### Stored data

==*==

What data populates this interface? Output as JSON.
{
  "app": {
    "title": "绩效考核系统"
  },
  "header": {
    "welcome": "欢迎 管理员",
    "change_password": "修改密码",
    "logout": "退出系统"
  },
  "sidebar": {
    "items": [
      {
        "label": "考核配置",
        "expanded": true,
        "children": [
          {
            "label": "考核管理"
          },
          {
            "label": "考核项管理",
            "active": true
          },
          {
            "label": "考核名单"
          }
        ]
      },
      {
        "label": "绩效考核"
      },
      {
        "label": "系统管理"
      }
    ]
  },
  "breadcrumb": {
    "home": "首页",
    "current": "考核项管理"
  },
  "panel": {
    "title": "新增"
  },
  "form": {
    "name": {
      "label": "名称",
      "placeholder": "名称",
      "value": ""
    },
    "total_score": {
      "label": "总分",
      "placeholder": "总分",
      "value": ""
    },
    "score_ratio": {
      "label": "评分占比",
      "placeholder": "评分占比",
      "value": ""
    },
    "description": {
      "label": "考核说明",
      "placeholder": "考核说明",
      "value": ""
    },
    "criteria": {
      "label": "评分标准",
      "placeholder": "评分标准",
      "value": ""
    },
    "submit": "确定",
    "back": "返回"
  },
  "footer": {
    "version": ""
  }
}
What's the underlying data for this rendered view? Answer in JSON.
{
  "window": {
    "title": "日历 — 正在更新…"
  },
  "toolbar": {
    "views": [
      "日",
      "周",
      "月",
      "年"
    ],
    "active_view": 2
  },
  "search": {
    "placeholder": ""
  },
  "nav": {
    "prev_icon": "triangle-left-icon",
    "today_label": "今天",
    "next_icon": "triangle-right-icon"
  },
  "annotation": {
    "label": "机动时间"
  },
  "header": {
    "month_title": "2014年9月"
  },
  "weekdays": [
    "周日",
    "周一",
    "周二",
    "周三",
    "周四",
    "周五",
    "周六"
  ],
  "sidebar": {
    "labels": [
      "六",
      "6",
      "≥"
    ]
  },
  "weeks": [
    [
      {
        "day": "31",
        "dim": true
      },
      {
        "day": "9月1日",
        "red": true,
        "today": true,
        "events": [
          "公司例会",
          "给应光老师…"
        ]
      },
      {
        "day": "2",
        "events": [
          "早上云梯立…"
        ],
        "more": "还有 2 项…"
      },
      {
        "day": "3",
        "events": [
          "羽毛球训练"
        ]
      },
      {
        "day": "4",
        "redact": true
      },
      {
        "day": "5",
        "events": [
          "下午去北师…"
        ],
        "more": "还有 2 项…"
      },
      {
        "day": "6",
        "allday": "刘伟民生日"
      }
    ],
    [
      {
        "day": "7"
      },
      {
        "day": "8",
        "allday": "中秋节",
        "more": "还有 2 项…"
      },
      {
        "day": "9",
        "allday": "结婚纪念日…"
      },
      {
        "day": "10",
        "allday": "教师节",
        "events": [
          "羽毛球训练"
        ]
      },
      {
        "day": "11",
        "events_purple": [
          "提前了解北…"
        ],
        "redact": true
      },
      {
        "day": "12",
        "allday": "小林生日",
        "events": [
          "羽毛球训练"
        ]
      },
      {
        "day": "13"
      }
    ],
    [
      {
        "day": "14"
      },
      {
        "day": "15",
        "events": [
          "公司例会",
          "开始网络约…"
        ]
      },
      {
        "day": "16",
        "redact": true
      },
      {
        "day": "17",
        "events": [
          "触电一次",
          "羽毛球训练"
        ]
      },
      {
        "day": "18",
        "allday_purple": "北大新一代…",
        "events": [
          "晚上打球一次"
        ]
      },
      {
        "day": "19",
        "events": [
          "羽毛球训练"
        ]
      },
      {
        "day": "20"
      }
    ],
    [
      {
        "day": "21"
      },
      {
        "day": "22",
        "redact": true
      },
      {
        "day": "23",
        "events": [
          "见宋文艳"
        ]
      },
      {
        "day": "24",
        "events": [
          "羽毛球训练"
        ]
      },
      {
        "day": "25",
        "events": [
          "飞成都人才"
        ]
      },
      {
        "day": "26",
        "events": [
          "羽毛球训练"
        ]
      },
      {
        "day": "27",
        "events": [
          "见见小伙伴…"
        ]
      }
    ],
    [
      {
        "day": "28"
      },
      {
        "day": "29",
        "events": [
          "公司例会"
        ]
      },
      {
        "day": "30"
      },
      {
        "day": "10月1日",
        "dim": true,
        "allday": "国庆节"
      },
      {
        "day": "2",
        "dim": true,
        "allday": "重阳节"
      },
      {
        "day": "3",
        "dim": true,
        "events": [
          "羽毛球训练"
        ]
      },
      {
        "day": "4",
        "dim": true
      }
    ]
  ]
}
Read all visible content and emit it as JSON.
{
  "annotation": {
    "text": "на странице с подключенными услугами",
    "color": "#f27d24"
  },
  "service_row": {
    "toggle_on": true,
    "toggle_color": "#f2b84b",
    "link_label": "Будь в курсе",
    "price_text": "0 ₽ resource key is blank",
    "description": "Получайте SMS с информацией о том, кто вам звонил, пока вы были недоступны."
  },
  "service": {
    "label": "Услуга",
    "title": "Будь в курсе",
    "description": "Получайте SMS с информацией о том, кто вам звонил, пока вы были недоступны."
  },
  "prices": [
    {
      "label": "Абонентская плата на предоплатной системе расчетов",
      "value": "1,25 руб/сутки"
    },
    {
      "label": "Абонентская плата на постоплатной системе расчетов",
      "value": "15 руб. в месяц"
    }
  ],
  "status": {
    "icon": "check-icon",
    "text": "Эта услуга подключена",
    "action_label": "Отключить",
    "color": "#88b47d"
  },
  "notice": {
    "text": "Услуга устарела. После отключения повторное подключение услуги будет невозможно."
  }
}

==*==

### STATED GOAL
Extract, verbatim, the lines from the one containing "Read all visible content and emit it as JSON." through the last line of the listing above.

### TASK OUTPUT
Read all visible content and emit it as JSON.
{
  "annotation": {
    "text": "на странице с подключенными услугами",
    "color": "#f27d24"
  },
  "service_row": {
    "toggle_on": true,
    "toggle_color": "#f2b84b",
    "link_label": "Будь в курсе",
    "price_text": "0 ₽ resource key is blank",
    "description": "Получайте SMS с информацией о том, кто вам звонил, пока вы были недоступны."
  },
  "service": {
    "label": "Услуга",
    "title": "Будь в курсе",
    "description": "Получайте SMS с информацией о том, кто вам звонил, пока вы были недоступны."
  },
  "prices": [
    {
      "label": "Абонентская плата на предоплатной системе расчетов",
      "value": "1,25 руб/сутки"
    },
    {
      "label": "Абонентская плата на постоплатной системе расчетов",
      "value": "15 руб. в месяц"
    }
  ],
  "status": {
    "icon": "check-icon",
    "text": "Эта услуга подключена",
    "action_label": "Отключить",
    "color": "#88b47d"
  },
  "notice": {
    "text": "Услуга устарела. После отключения повторное подключение услуги будет невозможно."
  }
}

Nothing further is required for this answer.